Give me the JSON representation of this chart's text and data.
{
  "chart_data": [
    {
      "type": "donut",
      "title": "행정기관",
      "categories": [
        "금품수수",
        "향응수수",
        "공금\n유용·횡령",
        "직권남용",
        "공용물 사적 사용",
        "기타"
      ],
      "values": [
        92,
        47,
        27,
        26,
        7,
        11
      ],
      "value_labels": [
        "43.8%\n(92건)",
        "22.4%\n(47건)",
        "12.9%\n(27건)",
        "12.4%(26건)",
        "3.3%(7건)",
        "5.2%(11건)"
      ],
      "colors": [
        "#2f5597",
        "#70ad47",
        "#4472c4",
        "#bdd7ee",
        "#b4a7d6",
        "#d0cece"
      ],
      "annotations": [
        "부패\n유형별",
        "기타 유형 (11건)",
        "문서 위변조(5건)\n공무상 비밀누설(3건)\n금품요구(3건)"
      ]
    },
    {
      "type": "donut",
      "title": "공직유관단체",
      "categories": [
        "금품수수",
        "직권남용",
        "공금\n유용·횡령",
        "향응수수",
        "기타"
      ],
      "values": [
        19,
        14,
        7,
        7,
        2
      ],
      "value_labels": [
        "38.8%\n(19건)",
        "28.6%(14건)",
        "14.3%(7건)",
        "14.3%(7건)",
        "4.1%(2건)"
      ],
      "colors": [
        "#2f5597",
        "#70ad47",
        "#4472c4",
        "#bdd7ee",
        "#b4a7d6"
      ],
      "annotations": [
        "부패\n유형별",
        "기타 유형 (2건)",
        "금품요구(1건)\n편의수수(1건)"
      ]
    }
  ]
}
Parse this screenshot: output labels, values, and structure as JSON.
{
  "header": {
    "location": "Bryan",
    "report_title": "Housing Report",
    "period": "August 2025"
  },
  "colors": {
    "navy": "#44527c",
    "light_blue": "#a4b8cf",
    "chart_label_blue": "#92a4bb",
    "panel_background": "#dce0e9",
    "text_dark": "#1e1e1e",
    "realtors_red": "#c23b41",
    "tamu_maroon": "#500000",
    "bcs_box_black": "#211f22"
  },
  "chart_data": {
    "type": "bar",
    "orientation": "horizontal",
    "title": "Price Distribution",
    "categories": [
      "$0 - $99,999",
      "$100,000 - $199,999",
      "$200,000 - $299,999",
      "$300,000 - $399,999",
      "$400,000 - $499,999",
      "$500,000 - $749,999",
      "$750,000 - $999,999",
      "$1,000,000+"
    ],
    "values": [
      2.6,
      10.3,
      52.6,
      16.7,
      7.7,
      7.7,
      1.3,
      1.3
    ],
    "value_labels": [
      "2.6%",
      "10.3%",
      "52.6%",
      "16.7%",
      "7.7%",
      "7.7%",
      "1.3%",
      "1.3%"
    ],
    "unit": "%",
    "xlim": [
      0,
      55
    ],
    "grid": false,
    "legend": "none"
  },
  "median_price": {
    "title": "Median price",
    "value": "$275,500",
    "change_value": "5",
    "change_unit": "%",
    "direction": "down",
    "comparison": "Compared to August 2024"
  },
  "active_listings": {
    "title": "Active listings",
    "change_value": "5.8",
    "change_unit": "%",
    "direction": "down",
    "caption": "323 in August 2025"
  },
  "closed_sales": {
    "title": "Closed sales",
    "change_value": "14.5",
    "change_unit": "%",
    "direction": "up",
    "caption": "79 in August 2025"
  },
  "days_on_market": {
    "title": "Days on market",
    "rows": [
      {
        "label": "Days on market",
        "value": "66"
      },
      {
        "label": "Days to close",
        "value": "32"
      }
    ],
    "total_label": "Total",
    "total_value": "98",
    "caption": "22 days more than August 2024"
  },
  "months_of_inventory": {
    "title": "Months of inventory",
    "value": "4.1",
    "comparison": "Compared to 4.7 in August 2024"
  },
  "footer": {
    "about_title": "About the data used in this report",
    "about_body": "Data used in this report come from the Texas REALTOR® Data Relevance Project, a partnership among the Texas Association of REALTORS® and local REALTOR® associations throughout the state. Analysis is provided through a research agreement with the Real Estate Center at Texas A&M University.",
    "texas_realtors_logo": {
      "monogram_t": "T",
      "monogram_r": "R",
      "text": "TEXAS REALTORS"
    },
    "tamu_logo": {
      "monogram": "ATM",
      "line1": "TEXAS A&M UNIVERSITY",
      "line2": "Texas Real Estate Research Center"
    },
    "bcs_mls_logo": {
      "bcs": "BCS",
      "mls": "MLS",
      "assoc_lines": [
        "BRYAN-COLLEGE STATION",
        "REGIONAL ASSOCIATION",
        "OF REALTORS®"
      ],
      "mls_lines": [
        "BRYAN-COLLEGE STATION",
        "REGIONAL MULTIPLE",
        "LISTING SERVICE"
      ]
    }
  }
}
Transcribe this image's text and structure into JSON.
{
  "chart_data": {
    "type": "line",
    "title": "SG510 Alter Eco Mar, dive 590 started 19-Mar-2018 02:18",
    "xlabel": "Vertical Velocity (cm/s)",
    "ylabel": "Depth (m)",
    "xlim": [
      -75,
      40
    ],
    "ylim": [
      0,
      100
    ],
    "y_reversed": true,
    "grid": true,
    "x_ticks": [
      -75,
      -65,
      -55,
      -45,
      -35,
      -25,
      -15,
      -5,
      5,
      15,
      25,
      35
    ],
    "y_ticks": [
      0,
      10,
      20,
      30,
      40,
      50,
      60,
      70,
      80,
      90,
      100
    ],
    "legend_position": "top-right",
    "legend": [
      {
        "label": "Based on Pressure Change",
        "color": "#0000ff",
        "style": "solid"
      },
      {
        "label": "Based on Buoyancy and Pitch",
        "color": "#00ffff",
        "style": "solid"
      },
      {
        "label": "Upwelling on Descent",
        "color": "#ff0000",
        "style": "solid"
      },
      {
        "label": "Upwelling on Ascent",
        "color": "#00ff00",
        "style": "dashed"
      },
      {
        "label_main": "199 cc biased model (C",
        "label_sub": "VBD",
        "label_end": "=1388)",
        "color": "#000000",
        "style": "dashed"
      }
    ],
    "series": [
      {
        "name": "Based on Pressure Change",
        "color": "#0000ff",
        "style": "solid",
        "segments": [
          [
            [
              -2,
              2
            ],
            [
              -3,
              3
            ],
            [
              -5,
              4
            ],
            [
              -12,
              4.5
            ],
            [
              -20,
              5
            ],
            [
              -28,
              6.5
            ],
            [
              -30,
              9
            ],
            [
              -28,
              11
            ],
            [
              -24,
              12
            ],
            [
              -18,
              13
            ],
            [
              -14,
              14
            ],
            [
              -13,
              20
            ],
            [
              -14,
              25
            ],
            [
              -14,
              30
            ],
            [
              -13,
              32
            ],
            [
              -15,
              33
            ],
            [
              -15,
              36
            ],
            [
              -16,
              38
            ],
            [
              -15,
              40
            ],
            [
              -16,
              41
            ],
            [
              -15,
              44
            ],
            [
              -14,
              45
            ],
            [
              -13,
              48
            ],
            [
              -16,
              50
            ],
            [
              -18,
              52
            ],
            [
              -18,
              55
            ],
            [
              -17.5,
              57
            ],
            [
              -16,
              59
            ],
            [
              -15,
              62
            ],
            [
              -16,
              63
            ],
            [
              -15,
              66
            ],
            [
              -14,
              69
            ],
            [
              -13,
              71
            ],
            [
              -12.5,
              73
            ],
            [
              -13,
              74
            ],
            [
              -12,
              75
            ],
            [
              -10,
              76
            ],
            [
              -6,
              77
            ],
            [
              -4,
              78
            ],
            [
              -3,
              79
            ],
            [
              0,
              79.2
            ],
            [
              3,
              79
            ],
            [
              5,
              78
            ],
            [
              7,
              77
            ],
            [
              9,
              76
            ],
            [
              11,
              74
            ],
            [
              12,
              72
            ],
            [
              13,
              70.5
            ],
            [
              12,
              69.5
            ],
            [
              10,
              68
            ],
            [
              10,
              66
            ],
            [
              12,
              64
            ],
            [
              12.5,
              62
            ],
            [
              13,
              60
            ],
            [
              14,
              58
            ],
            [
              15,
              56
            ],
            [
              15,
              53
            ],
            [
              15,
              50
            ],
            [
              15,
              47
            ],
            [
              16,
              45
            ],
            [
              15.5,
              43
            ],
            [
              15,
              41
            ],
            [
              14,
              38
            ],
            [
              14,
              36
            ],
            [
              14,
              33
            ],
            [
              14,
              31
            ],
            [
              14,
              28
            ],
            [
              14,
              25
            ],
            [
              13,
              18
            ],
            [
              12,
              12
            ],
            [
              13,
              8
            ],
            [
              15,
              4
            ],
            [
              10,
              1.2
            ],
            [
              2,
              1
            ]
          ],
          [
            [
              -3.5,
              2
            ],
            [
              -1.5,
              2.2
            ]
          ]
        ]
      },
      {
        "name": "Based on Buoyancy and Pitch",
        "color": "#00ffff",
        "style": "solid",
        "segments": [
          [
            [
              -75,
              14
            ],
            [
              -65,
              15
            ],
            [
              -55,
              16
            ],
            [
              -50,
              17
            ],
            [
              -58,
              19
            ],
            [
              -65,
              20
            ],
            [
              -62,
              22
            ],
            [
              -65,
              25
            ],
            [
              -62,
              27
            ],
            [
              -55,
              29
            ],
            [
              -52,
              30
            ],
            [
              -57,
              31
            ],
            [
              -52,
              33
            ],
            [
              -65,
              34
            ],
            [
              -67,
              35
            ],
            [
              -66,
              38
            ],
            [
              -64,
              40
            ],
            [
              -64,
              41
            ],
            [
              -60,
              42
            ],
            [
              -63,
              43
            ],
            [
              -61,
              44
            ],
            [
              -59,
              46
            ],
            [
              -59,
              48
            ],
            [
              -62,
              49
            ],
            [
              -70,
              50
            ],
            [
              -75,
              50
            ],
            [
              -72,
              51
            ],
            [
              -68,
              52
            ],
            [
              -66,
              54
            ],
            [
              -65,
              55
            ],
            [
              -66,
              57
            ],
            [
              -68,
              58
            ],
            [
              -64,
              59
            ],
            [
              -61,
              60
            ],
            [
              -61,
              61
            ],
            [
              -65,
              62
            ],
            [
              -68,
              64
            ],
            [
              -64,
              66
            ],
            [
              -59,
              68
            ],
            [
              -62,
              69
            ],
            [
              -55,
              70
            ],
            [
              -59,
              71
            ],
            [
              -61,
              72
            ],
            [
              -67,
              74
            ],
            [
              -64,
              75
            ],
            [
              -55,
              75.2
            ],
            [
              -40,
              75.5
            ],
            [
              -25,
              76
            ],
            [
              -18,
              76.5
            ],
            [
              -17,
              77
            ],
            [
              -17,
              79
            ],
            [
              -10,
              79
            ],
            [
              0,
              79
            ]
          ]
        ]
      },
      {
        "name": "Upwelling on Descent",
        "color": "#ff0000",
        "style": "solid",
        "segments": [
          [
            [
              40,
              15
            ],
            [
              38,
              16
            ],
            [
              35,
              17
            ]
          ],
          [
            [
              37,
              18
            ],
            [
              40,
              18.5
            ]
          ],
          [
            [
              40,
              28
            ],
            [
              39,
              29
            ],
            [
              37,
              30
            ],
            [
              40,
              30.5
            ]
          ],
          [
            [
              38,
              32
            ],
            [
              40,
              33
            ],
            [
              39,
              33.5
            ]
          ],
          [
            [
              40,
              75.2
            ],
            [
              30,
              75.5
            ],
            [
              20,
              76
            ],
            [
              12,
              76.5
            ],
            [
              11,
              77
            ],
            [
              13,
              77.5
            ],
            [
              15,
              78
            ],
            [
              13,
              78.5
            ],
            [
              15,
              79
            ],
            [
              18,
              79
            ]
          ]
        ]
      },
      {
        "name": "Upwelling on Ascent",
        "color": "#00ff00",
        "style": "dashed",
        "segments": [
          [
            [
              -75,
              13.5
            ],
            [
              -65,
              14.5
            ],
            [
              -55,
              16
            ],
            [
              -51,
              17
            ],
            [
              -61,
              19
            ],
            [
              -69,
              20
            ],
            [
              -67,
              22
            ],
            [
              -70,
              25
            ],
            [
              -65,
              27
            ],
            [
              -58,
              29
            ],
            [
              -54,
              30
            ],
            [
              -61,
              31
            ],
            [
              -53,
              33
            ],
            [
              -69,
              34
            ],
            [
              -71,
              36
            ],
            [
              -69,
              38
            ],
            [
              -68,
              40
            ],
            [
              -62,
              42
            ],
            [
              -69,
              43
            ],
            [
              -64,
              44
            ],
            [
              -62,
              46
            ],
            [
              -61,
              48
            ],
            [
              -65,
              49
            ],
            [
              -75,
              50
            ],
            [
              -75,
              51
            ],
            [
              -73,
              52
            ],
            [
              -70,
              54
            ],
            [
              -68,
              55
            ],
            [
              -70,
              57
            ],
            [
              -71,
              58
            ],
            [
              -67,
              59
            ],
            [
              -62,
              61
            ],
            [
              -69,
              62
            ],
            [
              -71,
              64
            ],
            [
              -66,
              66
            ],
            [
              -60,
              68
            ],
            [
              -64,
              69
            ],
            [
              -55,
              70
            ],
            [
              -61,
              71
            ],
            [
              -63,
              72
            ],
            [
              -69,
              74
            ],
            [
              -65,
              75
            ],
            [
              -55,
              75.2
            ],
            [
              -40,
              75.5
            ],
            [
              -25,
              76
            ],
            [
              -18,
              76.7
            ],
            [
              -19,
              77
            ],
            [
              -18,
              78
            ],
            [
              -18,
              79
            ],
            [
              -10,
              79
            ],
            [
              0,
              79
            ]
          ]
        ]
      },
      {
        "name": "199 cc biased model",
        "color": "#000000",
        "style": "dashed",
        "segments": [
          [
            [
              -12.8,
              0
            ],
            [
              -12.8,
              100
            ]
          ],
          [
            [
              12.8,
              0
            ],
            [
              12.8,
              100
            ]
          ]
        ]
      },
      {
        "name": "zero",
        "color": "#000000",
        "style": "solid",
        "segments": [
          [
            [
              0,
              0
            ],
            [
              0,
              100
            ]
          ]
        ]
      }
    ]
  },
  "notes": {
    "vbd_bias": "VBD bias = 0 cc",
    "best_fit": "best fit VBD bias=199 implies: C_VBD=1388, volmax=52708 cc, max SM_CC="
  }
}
● ● ● ●
* **Requirements**: Reply with one number only, the count of lines above that hold the string "used".

* **Finished exercise**: 2